▶ [Given problem] Which lines contain the word "equipo"? Return each of them as written.

(Records from a collection)
----

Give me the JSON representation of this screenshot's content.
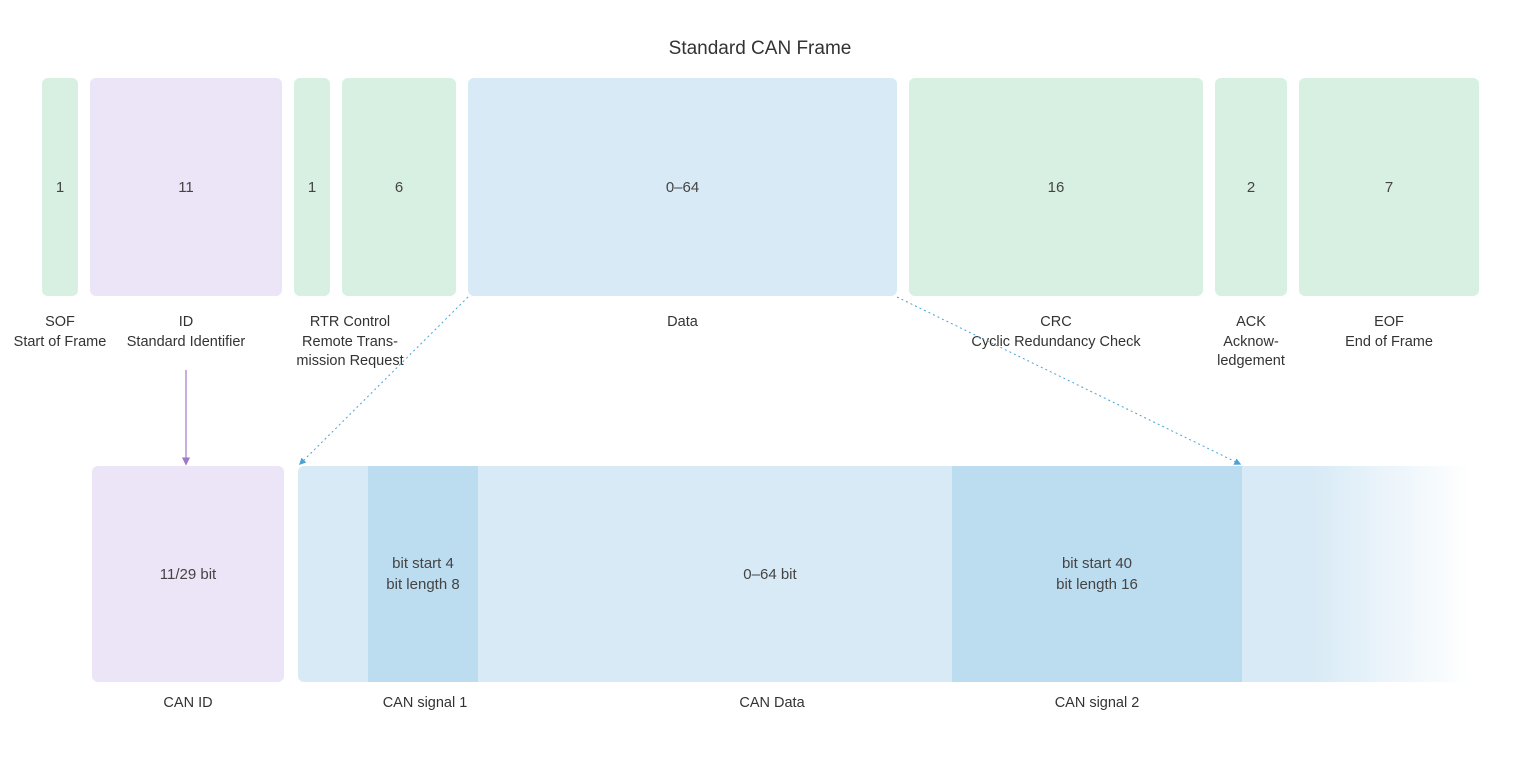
{
  "title": "Standard CAN Frame",
  "colors": {
    "green": "#d8f0e1",
    "lilac": "#ece4f7",
    "blue": "#d8eaf6",
    "blue2": "#bcdcf0",
    "arrow_purple": "#9d7ac8",
    "arrow_blue": "#4aa4d4"
  },
  "frame_fields": [
    {
      "id": "sof",
      "bits": "1",
      "short": "SOF",
      "long": "Start of Frame"
    },
    {
      "id": "id",
      "bits": "11",
      "short": "ID",
      "long": "Standard Identifier"
    },
    {
      "id": "rtr",
      "bits": "1",
      "short": "RTR Control",
      "long": "Remote Trans-\nmission Request"
    },
    {
      "id": "ctrl",
      "bits": "6",
      "short": "",
      "long": ""
    },
    {
      "id": "data",
      "bits": "0–64",
      "short": "Data",
      "long": ""
    },
    {
      "id": "crc",
      "bits": "16",
      "short": "CRC",
      "long": "Cyclic Redundancy Check"
    },
    {
      "id": "ack",
      "bits": "2",
      "short": "ACK",
      "long": "Acknow-\nledgement"
    },
    {
      "id": "eof",
      "bits": "7",
      "short": "EOF",
      "long": "End of Frame"
    }
  ],
  "detail": {
    "can_id": {
      "label": "CAN ID",
      "value": "11/29 bit"
    },
    "can_data": {
      "label": "CAN Data",
      "value": "0–64 bit"
    },
    "signal1": {
      "label": "CAN signal 1",
      "line1": "bit start 4",
      "line2": "bit length 8"
    },
    "signal2": {
      "label": "CAN signal 2",
      "line1": "bit start 40",
      "line2": "bit length 16"
    }
  }
}
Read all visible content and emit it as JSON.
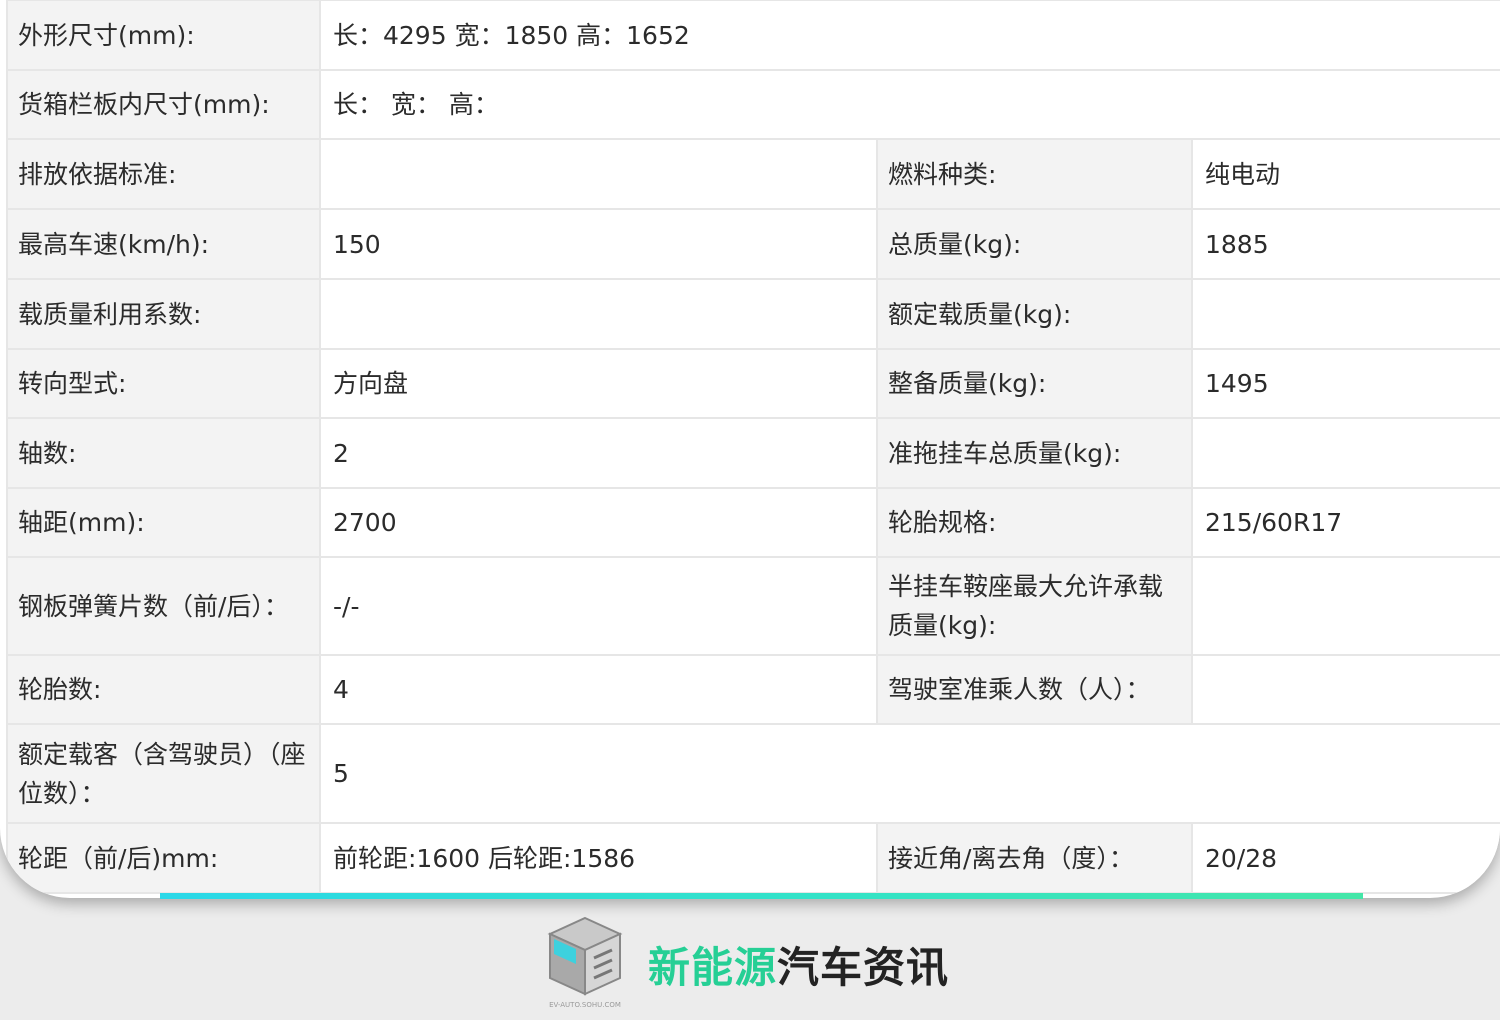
{
  "rows": [
    {
      "l1": "外形尺寸(mm):",
      "v1": "长：4295 宽：1850 高：1652"
    },
    {
      "l1": "货箱栏板内尺寸(mm):",
      "v1": "长：  宽：  高："
    },
    {
      "l1": "排放依据标准:",
      "v1": "",
      "l2": "燃料种类:",
      "v2": "纯电动"
    },
    {
      "l1": "最高车速(km/h):",
      "v1": "150",
      "l2": "总质量(kg):",
      "v2": "1885"
    },
    {
      "l1": "载质量利用系数:",
      "v1": "",
      "l2": "额定载质量(kg):",
      "v2": ""
    },
    {
      "l1": "转向型式:",
      "v1": "方向盘",
      "l2": "整备质量(kg):",
      "v2": "1495"
    },
    {
      "l1": "轴数:",
      "v1": "2",
      "l2": "准拖挂车总质量(kg):",
      "v2": ""
    },
    {
      "l1": "轴距(mm):",
      "v1": "2700",
      "l2": "轮胎规格:",
      "v2": "215/60R17"
    },
    {
      "l1": "钢板弹簧片数（前/后）：",
      "v1": "-/-",
      "l2": "半挂车鞍座最大允许承载质量(kg):",
      "v2": ""
    },
    {
      "l1": "轮胎数:",
      "v1": "4",
      "l2": "驾驶室准乘人数（人）：",
      "v2": ""
    },
    {
      "l1": "额定载客（含驾驶员）（座位数）：",
      "v1": "5"
    },
    {
      "l1": "轮距（前/后)mm:",
      "v1": "前轮距:1600 后轮距:1586",
      "l2": "接近角/离去角（度）：",
      "v2": "20/28"
    }
  ],
  "footer": {
    "brand_green": "新能源",
    "brand_dark": "汽车资讯",
    "logo_caption": "EV-AUTO.SOHU.COM"
  },
  "colors": {
    "accent": "#26cf95",
    "bar_start": "#2ad8e8",
    "label_bg": "#f3f3f3"
  }
}
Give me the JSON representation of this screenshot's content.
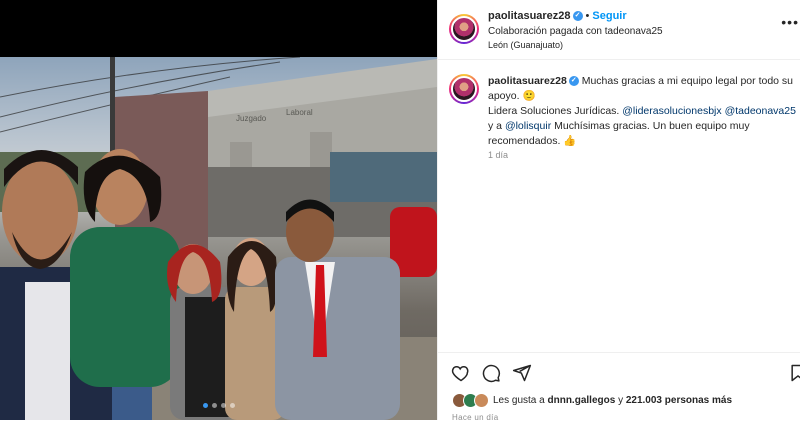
{
  "post": {
    "username": "paolitasuarez28",
    "follow_label": "Seguir",
    "paid_partnership": "Colaboración pagada con tadeonava25",
    "location": "León (Guanajuato)",
    "more_icon": "more-horizontal-icon"
  },
  "photo": {
    "building_sign_1": "Juzgado",
    "building_sign_2": "Laboral",
    "description_icon": "group-photo"
  },
  "caption": {
    "username": "paolitasuarez28",
    "line1": "Muchas gracias a mi equipo legal por todo su apoyo.",
    "line1_emoji": "🙂",
    "line2_prefix": "Lidera Soluciones Jurídicas.",
    "mention1": "@liderasolucionesbjx",
    "mention2": "@tadeonava25",
    "line3_prefix": "y a",
    "mention3": "@lolisquir",
    "line3_suffix": "Muchísimas gracias. Un buen equipo muy recomendados.",
    "line3_emoji": "👍",
    "time": "1 día"
  },
  "actions": {
    "like_icon": "heart-icon",
    "comment_icon": "comment-icon",
    "share_icon": "send-icon",
    "save_icon": "bookmark-icon",
    "likes_prefix": "Les gusta a",
    "likes_user": "dnnn.gallegos",
    "likes_conj": "y",
    "likes_count": "221.003 personas más",
    "posted_ago": "Hace un día"
  },
  "colors": {
    "accent": "#0095f6",
    "verified": "#3897f0",
    "mention": "#00376b",
    "muted": "#8e8e8e"
  }
}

----

▶ [Solution]
    "line1": "Muchas gracias a mi equipo legal por todo su apoyo.",
    "line3_suffix": "Muchísimas gracias. Un buen equipo muy recomendados.",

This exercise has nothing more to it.